* [WHAT YOU NEED TO DO] Provide an exact reproduction of every entry.

* [DATA SHOWN]
□ □ □ □

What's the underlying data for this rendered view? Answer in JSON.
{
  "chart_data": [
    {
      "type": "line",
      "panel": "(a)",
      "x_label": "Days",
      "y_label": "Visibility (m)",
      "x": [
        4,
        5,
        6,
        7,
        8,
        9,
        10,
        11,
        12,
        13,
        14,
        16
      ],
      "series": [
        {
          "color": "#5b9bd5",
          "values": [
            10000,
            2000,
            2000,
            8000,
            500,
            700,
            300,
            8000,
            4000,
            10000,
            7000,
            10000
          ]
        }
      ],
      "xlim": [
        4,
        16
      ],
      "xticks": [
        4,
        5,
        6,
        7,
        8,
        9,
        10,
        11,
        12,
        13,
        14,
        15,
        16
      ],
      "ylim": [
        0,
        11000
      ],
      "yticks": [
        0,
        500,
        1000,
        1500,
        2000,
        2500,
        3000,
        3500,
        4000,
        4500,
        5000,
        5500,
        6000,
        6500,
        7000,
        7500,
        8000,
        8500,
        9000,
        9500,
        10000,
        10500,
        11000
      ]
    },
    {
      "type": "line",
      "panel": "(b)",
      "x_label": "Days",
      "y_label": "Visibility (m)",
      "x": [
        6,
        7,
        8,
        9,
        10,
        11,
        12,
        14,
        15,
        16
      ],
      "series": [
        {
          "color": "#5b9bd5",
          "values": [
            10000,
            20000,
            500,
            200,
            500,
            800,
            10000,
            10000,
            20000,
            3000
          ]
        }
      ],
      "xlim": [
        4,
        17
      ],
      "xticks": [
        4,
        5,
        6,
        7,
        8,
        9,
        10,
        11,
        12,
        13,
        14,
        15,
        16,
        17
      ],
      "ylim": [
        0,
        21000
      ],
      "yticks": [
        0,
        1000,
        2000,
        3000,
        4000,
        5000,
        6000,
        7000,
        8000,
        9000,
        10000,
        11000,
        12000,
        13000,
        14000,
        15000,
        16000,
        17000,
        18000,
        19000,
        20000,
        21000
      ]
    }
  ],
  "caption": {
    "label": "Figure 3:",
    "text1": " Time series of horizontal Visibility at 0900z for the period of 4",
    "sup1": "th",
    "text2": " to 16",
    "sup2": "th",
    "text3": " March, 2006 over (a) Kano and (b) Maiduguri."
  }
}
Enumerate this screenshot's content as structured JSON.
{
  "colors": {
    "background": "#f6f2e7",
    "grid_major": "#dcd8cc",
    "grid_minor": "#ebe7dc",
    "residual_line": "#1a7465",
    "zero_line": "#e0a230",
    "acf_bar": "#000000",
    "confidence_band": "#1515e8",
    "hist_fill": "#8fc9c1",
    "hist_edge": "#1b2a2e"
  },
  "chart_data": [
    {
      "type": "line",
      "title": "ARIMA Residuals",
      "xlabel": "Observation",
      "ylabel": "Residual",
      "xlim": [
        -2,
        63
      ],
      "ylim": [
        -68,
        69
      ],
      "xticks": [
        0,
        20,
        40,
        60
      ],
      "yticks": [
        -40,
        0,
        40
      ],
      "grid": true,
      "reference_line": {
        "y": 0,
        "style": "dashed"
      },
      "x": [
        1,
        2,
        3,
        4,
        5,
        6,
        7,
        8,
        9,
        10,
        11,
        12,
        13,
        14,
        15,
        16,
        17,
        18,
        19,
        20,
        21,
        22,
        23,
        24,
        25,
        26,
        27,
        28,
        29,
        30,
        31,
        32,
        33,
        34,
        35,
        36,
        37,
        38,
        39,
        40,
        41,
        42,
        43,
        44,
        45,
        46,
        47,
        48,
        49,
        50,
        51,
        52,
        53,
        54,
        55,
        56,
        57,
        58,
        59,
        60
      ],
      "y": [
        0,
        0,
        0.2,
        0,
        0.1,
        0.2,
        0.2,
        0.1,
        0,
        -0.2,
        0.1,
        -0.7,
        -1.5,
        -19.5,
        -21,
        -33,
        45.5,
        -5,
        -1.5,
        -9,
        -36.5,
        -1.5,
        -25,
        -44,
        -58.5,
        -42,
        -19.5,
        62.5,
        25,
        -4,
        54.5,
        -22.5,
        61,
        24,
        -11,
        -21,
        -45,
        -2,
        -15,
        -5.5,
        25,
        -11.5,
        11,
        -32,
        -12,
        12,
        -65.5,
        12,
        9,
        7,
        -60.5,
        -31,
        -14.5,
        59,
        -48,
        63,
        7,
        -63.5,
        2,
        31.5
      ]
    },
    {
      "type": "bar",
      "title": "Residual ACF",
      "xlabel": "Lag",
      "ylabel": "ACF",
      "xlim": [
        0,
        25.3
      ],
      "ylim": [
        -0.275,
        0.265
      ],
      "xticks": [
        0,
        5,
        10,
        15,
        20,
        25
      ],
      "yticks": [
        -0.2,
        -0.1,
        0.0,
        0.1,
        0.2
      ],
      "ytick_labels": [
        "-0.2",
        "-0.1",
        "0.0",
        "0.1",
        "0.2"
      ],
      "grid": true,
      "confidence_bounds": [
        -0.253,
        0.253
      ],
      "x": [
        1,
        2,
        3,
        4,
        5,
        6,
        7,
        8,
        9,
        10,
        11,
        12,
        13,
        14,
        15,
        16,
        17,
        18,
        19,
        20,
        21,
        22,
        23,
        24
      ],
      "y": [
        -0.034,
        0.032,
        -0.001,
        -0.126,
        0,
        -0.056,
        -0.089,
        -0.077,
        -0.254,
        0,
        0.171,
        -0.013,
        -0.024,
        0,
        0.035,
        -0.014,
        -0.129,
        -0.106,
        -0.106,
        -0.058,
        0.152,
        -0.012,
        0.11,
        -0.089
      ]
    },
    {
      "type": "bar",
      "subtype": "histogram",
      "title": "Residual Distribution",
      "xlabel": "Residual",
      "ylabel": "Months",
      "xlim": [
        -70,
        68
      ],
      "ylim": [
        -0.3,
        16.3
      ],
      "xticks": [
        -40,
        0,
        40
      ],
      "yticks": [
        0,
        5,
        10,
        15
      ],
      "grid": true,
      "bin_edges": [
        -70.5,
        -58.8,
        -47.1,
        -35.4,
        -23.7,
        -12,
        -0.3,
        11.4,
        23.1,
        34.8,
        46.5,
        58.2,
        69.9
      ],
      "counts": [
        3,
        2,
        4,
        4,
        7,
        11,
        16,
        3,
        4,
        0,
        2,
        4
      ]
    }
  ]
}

□ □ □ □

* [COMPLETE OUTPUT]
What's the underlying data for this rendered view? Answer in JSON.
{
  "chart_data": [
    {
      "type": "line",
      "panel": "(a)",
      "x_label": "Days",
      "y_label": "Visibility (m)",
      "x": [
        4,
        5,
        6,
        7,
        8,
        9,
        10,
        11,
        12,
        13,
        14,
        16
      ],
      "series": [
        {
          "color": "#5b9bd5",
          "values": [
            10000,
            2000,
            2000,
            8000,
            500,
            700,
            300,
            8000,
            4000,
            10000,
            7000,
            10000
          ]
        }
      ],
      "xlim": [
        4,
        16
      ],
      "xticks": [
        4,
        5,
        6,
        7,
        8,
        9,
        10,
        11,
        12,
        13,
        14,
        15,
        16
      ],
      "ylim": [
        0,
        11000
      ],
      "yticks": [
        0,
        500,
        1000,
        1500,
        2000,
        2500,
        3000,
        3500,
        4000,
        4500,
        5000,
        5500,
        6000,
        6500,
        7000,
        7500,
        8000,
        8500,
        9000,
        9500,
        10000,
        10500,
        11000
      ]
    },
    {
      "type": "line",
      "panel": "(b)",
      "x_label": "Days",
      "y_label": "Visibility (m)",
      "x": [
        6,
        7,
        8,
        9,
        10,
        11,
        12,
        14,
        15,
        16
      ],
      "series": [
        {
          "color": "#5b9bd5",
          "values": [
            10000,
            20000,
            500,
            200,
            500,
            800,
            10000,
            10000,
            20000,
            3000
          ]
        }
      ],
      "xlim": [
        4,
        17
      ],
      "xticks": [
        4,
        5,
        6,
        7,
        8,
        9,
        10,
        11,
        12,
        13,
        14,
        15,
        16,
        17
      ],
      "ylim": [
        0,
        21000
      ],
      "yticks": [
        0,
        1000,
        2000,
        3000,
        4000,
        5000,
        6000,
        7000,
        8000,
        9000,
        10000,
        11000,
        12000,
        13000,
        14000,
        15000,
        16000,
        17000,
        18000,
        19000,
        20000,
        21000
      ]
    }
  ],
  "caption": {
    "label": "Figure 3:",
    "text1": " Time series of horizontal Visibility at 0900z for the period of 4",
    "sup1": "th",
    "text2": " to 16",
    "sup2": "th",
    "text3": " March, 2006 over (a) Kano and (b) Maiduguri."
  }
}
Enumerate this screenshot's content as structured JSON.
{
  "colors": {
    "background": "#f6f2e7",
    "grid_major": "#dcd8cc",
    "grid_minor": "#ebe7dc",
    "residual_line": "#1a7465",
    "zero_line": "#e0a230",
    "acf_bar": "#000000",
    "confidence_band": "#1515e8",
    "hist_fill": "#8fc9c1",
    "hist_edge": "#1b2a2e"
  },
  "chart_data": [
    {
      "type": "line",
      "title": "ARIMA Residuals",
      "xlabel": "Observation",
      "ylabel": "Residual",
      "xlim": [
        -2,
        63
      ],
      "ylim": [
        -68,
        69
      ],
      "xticks": [
        0,
        20,
        40,
        60
      ],
      "yticks": [
        -40,
        0,
        40
      ],
      "grid": true,
      "reference_line": {
        "y": 0,
        "style": "dashed"
      },
      "x": [
        1,
        2,
        3,
        4,
        5,
        6,
        7,
        8,
        9,
        10,
        11,
        12,
        13,
        14,
        15,
        16,
        17,
        18,
        19,
        20,
        21,
        22,
        23,
        24,
        25,
        26,
        27,
        28,
        29,
        30,
        31,
        32,
        33,
        34,
        35,
        36,
        37,
        38,
        39,
        40,
        41,
        42,
        43,
        44,
        45,
        46,
        47,
        48,
        49,
        50,
        51,
        52,
        53,
        54,
        55,
        56,
        57,
        58,
        59,
        60
      ],
      "y": [
        0,
        0,
        0.2,
        0,
        0.1,
        0.2,
        0.2,
        0.1,
        0,
        -0.2,
        0.1,
        -0.7,
        -1.5,
        -19.5,
        -21,
        -33,
        45.5,
        -5,
        -1.5,
        -9,
        -36.5,
        -1.5,
        -25,
        -44,
        -58.5,
        -42,
        -19.5,
        62.5,
        25,
        -4,
        54.5,
        -22.5,
        61,
        24,
        -11,
        -21,
        -45,
        -2,
        -15,
        -5.5,
        25,
        -11.5,
        11,
        -32,
        -12,
        12,
        -65.5,
        12,
        9,
        7,
        -60.5,
        -31,
        -14.5,
        59,
        -48,
        63,
        7,
        -63.5,
        2,
        31.5
      ]
    },
    {
      "type": "bar",
      "title": "Residual ACF",
      "xlabel": "Lag",
      "ylabel": "ACF",
      "xlim": [
        0,
        25.3
      ],
      "ylim": [
        -0.275,
        0.265
      ],
      "xticks": [
        0,
        5,
        10,
        15,
        20,
        25
      ],
      "yticks": [
        -0.2,
        -0.1,
        0.0,
        0.1,
        0.2
      ],
      "ytick_labels": [
        "-0.2",
        "-0.1",
        "0.0",
        "0.1",
        "0.2"
      ],
      "grid": true,
      "confidence_bounds": [
        -0.253,
        0.253
      ],
      "x": [
        1,
        2,
        3,
        4,
        5,
        6,
        7,
        8,
        9,
        10,
        11,
        12,
        13,
        14,
        15,
        16,
        17,
        18,
        19,
        20,
        21,
        22,
        23,
        24
      ],
      "y": [
        -0.034,
        0.032,
        -0.001,
        -0.126,
        0,
        -0.056,
        -0.089,
        -0.077,
        -0.254,
        0,
        0.171,
        -0.013,
        -0.024,
        0,
        0.035,
        -0.014,
        -0.129,
        -0.106,
        -0.106,
        -0.058,
        0.152,
        -0.012,
        0.11,
        -0.089
      ]
    },
    {
      "type": "bar",
      "subtype": "histogram",
      "title": "Residual Distribution",
      "xlabel": "Residual",
      "ylabel": "Months",
      "xlim": [
        -70,
        68
      ],
      "ylim": [
        -0.3,
        16.3
      ],
      "xticks": [
        -40,
        0,
        40
      ],
      "yticks": [
        0,
        5,
        10,
        15
      ],
      "grid": true,
      "bin_edges": [
        -70.5,
        -58.8,
        -47.1,
        -35.4,
        -23.7,
        -12,
        -0.3,
        11.4,
        23.1,
        34.8,
        46.5,
        58.2,
        69.9
      ],
      "counts": [
        3,
        2,
        4,
        4,
        7,
        11,
        16,
        3,
        4,
        0,
        2,
        4
      ]
    }
  ]
}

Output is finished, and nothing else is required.